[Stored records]
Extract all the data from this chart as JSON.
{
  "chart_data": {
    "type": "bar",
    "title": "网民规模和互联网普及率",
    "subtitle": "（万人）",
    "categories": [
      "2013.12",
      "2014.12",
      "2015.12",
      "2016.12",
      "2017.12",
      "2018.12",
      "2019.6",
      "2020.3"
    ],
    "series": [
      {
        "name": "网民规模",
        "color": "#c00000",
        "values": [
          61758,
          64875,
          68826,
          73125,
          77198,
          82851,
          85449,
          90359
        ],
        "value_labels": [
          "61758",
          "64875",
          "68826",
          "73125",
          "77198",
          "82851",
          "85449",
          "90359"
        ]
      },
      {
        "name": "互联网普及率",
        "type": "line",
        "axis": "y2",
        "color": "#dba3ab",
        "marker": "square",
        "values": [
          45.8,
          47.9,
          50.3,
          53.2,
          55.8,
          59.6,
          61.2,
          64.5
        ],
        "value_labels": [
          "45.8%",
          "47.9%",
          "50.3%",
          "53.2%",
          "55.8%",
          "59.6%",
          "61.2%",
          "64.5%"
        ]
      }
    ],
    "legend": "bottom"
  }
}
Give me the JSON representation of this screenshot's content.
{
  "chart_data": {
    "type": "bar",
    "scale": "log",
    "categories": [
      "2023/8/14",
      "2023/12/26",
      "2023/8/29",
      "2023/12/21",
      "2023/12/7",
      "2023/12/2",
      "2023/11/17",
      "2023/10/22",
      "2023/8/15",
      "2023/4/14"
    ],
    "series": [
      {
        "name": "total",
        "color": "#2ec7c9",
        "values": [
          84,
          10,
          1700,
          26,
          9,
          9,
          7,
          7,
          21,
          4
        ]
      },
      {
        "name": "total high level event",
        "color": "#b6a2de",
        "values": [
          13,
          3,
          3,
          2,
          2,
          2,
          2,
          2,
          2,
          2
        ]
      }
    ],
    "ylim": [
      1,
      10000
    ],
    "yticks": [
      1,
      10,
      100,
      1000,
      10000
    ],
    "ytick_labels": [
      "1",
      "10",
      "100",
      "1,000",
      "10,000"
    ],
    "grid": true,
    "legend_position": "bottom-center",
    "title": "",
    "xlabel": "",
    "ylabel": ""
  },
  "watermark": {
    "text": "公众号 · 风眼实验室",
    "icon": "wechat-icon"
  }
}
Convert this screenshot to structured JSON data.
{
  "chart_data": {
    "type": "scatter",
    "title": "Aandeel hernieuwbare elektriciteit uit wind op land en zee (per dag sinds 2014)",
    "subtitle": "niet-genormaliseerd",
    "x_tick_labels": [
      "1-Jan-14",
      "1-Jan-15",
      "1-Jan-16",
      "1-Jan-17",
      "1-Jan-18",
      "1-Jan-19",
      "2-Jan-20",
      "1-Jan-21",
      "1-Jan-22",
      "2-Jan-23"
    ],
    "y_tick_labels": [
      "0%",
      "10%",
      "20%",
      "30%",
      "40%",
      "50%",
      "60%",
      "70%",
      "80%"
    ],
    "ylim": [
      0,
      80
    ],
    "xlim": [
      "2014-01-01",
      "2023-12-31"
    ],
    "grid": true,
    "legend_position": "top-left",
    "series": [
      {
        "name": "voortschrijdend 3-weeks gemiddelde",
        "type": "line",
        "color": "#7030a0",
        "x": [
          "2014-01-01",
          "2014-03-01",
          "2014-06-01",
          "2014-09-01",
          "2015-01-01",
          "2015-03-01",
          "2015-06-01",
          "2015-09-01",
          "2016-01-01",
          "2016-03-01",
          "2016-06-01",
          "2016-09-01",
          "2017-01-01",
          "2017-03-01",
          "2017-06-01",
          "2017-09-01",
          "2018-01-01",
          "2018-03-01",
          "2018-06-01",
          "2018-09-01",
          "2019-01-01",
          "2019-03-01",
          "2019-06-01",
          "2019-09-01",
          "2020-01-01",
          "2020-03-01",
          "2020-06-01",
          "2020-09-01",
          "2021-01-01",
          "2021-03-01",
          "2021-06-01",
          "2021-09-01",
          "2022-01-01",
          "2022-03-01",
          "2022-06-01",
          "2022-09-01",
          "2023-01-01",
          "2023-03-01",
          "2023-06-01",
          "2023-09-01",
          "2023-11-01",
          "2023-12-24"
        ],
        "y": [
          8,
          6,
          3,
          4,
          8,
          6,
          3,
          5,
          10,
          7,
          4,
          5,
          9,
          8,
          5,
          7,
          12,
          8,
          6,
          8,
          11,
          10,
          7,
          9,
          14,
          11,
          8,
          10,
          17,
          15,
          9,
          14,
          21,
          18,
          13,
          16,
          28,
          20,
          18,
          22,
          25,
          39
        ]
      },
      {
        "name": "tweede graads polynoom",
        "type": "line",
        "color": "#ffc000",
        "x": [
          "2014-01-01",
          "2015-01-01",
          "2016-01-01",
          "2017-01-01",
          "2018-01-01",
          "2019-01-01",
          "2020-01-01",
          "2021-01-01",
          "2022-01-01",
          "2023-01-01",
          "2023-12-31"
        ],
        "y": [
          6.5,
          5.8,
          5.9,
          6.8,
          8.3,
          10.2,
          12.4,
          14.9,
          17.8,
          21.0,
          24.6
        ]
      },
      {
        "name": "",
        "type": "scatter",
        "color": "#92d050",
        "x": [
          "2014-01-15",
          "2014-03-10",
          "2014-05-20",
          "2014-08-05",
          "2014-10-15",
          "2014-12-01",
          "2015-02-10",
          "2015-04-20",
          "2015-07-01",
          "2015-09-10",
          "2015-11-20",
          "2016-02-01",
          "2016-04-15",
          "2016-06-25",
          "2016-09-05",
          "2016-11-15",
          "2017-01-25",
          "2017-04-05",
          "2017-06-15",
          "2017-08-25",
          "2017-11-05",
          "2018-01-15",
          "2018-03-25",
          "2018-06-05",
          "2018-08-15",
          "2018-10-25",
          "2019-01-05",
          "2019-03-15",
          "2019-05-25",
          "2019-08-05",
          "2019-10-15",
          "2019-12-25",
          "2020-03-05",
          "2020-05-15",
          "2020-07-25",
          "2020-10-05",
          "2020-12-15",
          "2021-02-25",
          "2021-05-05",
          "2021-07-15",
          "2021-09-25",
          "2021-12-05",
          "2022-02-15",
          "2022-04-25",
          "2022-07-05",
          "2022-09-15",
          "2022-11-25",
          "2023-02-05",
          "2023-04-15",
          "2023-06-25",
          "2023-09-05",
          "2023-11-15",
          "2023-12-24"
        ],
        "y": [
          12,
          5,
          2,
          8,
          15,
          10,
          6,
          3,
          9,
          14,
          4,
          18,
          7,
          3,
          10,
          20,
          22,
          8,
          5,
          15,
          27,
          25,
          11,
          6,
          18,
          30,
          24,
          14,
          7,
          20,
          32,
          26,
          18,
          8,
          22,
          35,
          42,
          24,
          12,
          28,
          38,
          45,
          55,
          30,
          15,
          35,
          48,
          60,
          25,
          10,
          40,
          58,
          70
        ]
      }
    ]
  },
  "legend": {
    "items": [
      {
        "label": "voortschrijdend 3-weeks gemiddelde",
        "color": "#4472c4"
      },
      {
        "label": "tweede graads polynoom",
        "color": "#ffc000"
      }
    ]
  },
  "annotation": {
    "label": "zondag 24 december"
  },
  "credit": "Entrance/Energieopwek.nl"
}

— WHAT NEEDS TO BE DONE —
Among the entries above, how many lines hold the string "graads"? Respond with nothing but the number.

— SOLUTION TO THIS TASK —
2